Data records
-*-*-

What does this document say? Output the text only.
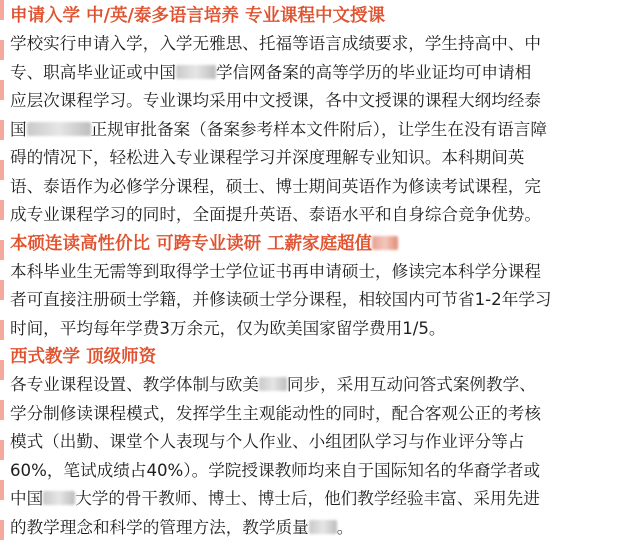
申请入学 中/英/泰多语言培养 专业课程中文授课
学校实行申请入学，入学无雅思、托福等语言成绩要求，学生持高中、中
专、职高毕业证或中国 学信网备案的高等学历的毕业证均可申请相
应层次课程学习。专业课均采用中文授课，各中文授课的课程大纲均经泰
国	正规审批备案（备案参考样本文件附后），让学生在没有语言障
碍的情况下，轻松进入专业课程学习并深度理解专业知识。本科期间英
语、泰语作为必修学分课程，硕士、博士期间英语作为修读考试课程，完
成专业课程学习的同时，全面提升英语、泰语水平和自身综合竞争优势。
本硕连读高性价比 可跨专业读研 工薪家庭超值
本科毕业生无需等到取得学士学位证书再申请硕士，修读完本科学分课程
者可直接注册硕士学籍，并修读硕士学分课程，相较国内可节省1-2年学习
时间，平均每年学费3万余元，仅为欧美国家留学费用1/5。
西式教学 顶级师资
各专业课程设置、教学体制与欧美 同步，采用互动问答式案例教学、
学分制修读课程模式，发挥学生主观能动性的同时，配合客观公正的考核
模式（出勤、课堂个人表现与个人作业、小组团队学习与作业评分等占
60%，笔试成绩占40%）。学院授课教师均来自于国际知名的华裔学者或
中国 大学的骨干教师、博士、博士后，他们教学经验丰富、采用先进
的教学理念和科学的管理方法，教学质量 。
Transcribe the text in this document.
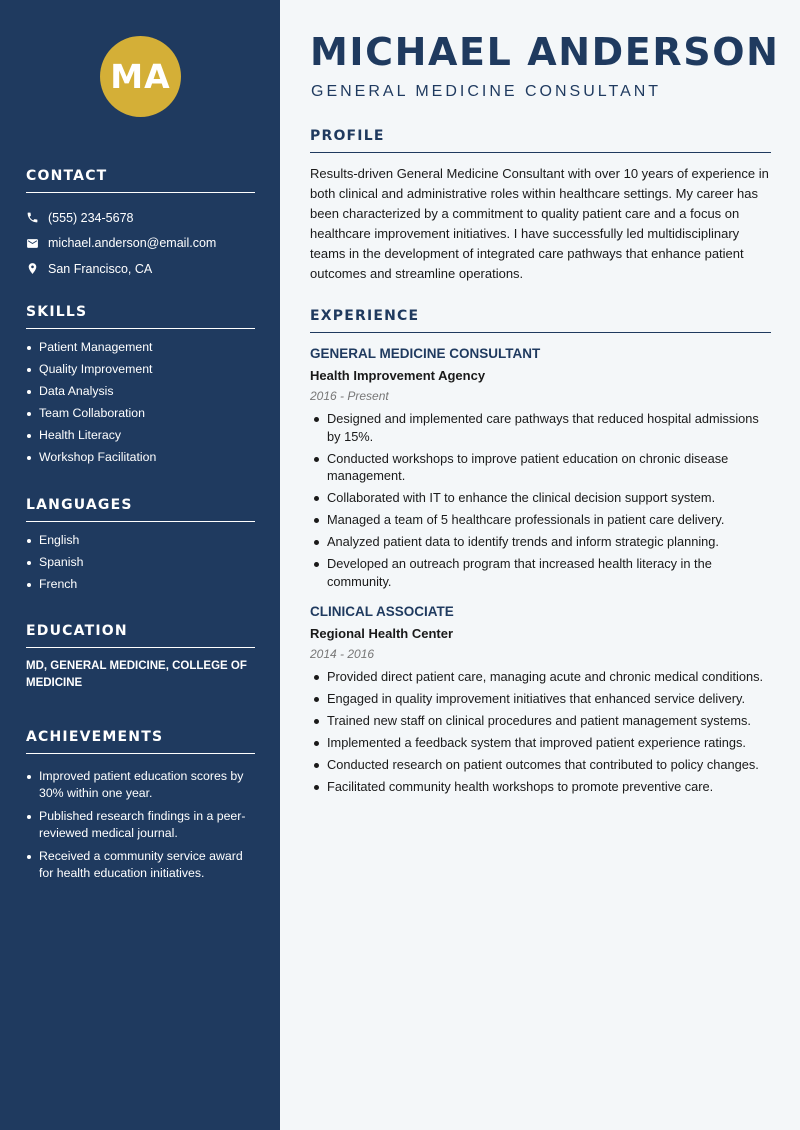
MA
CONTACT
(555) 234-5678
michael.anderson@email.com
San Francisco, CA
SKILLS
Patient Management
Quality Improvement
Data Analysis
Team Collaboration
Health Literacy
Workshop Facilitation
LANGUAGES
English
Spanish
French
EDUCATION
MD, GENERAL MEDICINE, COLLEGE OF MEDICINE
ACHIEVEMENTS
Improved patient education scores by 30% within one year.
Published research findings in a peer-reviewed medical journal.
Received a community service award for health education initiatives.
MICHAEL ANDERSON
GENERAL MEDICINE CONSULTANT
PROFILE

Results-driven General Medicine Consultant with over 10 years of experience in both clinical and administrative roles within healthcare settings. My career has been characterized by a commitment to quality patient care and a focus on healthcare improvement initiatives. I have successfully led multidisciplinary teams in the development of integrated care pathways that enhance patient outcomes and streamline operations.

EXPERIENCE
GENERAL MEDICINE CONSULTANT
Health Improvement Agency
2016 - Present
Designed and implemented care pathways that reduced hospital admissions by 15%.
Conducted workshops to improve patient education on chronic disease management.
Collaborated with IT to enhance the clinical decision support system.
Managed a team of 5 healthcare professionals in patient care delivery.
Analyzed patient data to identify trends and inform strategic planning.
Developed an outreach program that increased health literacy in the community.
CLINICAL ASSOCIATE
Regional Health Center
2014 - 2016
Provided direct patient care, managing acute and chronic medical conditions.
Engaged in quality improvement initiatives that enhanced service delivery.
Trained new staff on clinical procedures and patient management systems.
Implemented a feedback system that improved patient experience ratings.
Conducted research on patient outcomes that contributed to policy changes.
Facilitated community health workshops to promote preventive care.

-*-*-

All records must be output exactly as they are, except for the pictures, which are left out.

What does this document say? Output the text only.
申请入学 中/英/泰多语言培养 专业课程中文授课
学校实行申请入学，入学无雅思、托福等语言成绩要求，学生持高中、中
专、职高毕业证或中国 学信网备案的高等学历的毕业证均可申请相
应层次课程学习。专业课均采用中文授课，各中文授课的课程大纲均经泰
国	正规审批备案（备案参考样本文件附后），让学生在没有语言障
碍的情况下，轻松进入专业课程学习并深度理解专业知识。本科期间英
语、泰语作为必修学分课程，硕士、博士期间英语作为修读考试课程，完
成专业课程学习的同时，全面提升英语、泰语水平和自身综合竞争优势。
本硕连读高性价比 可跨专业读研 工薪家庭超值
本科毕业生无需等到取得学士学位证书再申请硕士，修读完本科学分课程
者可直接注册硕士学籍，并修读硕士学分课程，相较国内可节省1-2年学习
时间，平均每年学费3万余元，仅为欧美国家留学费用1/5。
西式教学 顶级师资
各专业课程设置、教学体制与欧美 同步，采用互动问答式案例教学、
学分制修读课程模式，发挥学生主观能动性的同时，配合客观公正的考核
模式（出勤、课堂个人表现与个人作业、小组团队学习与作业评分等占
60%，笔试成绩占40%）。学院授课教师均来自于国际知名的华裔学者或
中国 大学的骨干教师、博士、博士后，他们教学经验丰富、采用先进
的教学理念和科学的管理方法，教学质量 。
Transcribe the text in this document.
MA
CONTACT
(555) 234-5678
michael.anderson@email.com
San Francisco, CA
SKILLS
Patient Management
Quality Improvement
Data Analysis
Team Collaboration
Health Literacy
Workshop Facilitation
LANGUAGES
English
Spanish
French
EDUCATION
MD, GENERAL MEDICINE, COLLEGE OF MEDICINE
ACHIEVEMENTS
Improved patient education scores by 30% within one year.
Published research findings in a peer-reviewed medical journal.
Received a community service award for health education initiatives.
MICHAEL ANDERSON
GENERAL MEDICINE CONSULTANT
PROFILE

Results-driven General Medicine Consultant with over 10 years of experience in both clinical and administrative roles within healthcare settings. My career has been characterized by a commitment to quality patient care and a focus on healthcare improvement initiatives. I have successfully led multidisciplinary teams in the development of integrated care pathways that enhance patient outcomes and streamline operations.

EXPERIENCE
GENERAL MEDICINE CONSULTANT
Health Improvement Agency
2016 - Present
Designed and implemented care pathways that reduced hospital admissions by 15%.
Conducted workshops to improve patient education on chronic disease management.
Collaborated with IT to enhance the clinical decision support system.
Managed a team of 5 healthcare professionals in patient care delivery.
Analyzed patient data to identify trends and inform strategic planning.
Developed an outreach program that increased health literacy in the community.
CLINICAL ASSOCIATE
Regional Health Center
2014 - 2016
Provided direct patient care, managing acute and chronic medical conditions.
Engaged in quality improvement initiatives that enhanced service delivery.
Trained new staff on clinical procedures and patient management systems.
Implemented a feedback system that improved patient experience ratings.
Conducted research on patient outcomes that contributed to policy changes.
Facilitated community health workshops to promote preventive care.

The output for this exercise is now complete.